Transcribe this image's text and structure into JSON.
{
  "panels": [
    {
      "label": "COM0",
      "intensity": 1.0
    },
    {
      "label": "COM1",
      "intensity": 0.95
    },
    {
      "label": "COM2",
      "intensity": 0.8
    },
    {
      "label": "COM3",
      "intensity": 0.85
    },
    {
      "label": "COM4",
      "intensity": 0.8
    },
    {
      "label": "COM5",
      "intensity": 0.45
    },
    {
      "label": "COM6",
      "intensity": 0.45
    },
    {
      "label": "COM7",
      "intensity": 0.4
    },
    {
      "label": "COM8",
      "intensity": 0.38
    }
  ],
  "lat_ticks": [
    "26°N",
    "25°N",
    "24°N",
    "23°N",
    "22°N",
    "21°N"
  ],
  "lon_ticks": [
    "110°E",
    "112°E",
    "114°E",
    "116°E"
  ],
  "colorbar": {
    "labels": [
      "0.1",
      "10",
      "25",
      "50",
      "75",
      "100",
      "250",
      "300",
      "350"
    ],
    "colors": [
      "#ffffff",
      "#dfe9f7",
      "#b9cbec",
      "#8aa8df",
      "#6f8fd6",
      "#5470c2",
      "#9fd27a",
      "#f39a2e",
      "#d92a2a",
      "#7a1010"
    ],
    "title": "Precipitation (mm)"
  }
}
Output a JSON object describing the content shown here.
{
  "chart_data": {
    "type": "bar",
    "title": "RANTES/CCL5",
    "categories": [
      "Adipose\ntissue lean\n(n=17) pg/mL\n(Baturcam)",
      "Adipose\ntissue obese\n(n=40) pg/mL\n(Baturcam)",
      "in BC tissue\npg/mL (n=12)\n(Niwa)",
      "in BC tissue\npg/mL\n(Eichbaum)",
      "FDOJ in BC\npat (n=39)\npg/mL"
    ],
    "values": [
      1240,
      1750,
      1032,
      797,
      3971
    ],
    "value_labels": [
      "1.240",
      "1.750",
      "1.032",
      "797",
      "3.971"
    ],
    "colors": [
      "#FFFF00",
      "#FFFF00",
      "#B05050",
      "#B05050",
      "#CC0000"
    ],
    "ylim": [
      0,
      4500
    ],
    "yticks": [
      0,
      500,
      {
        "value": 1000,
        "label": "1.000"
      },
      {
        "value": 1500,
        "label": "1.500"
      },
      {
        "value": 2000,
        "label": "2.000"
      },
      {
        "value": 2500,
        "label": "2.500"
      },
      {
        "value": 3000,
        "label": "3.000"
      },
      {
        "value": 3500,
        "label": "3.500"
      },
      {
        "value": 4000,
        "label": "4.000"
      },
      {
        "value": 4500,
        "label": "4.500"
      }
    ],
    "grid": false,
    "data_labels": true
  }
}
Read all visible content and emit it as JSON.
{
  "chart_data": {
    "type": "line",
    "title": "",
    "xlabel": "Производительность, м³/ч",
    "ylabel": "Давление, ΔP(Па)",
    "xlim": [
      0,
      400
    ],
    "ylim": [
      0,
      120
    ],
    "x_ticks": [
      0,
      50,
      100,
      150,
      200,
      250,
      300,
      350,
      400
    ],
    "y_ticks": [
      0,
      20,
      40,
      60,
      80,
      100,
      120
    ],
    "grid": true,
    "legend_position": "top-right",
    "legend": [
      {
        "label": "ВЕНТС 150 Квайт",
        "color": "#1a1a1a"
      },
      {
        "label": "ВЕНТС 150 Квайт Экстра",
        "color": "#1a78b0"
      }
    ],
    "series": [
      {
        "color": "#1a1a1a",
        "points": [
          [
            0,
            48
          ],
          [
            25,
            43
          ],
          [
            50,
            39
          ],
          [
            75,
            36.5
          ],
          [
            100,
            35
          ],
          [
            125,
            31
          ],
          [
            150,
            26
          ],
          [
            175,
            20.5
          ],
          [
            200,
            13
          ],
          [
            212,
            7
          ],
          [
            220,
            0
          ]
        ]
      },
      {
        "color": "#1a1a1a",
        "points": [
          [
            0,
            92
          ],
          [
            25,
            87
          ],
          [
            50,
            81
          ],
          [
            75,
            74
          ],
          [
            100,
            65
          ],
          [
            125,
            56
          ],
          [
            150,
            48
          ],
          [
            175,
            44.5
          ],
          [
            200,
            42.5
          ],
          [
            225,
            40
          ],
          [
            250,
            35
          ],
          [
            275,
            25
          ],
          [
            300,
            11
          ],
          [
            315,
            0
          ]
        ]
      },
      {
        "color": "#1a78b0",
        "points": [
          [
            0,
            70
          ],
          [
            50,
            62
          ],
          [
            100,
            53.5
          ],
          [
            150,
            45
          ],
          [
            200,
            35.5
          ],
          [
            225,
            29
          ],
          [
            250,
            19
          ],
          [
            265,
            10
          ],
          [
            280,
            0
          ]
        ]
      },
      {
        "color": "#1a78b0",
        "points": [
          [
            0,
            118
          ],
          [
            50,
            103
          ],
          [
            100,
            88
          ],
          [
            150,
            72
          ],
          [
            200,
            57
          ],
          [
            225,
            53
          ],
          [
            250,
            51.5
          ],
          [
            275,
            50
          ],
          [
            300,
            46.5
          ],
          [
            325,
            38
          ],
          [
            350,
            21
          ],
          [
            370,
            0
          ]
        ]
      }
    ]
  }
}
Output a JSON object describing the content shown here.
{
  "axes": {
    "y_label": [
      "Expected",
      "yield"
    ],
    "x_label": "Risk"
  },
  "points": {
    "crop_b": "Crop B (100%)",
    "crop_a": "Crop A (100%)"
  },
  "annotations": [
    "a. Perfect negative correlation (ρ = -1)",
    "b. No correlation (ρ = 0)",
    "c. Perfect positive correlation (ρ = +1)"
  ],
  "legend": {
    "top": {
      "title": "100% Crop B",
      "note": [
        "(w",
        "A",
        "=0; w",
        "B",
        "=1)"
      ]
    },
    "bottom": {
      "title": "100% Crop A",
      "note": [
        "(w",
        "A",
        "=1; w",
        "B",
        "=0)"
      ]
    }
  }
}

· · · ·

Given request:
Copy out all lines above that include the string "title".

The reply:
    "title": "Precipitation (mm)"
    "title": "RANTES/CCL5",
    "title": "",
      "title": "100% Crop B",
      "title": "100% Crop A",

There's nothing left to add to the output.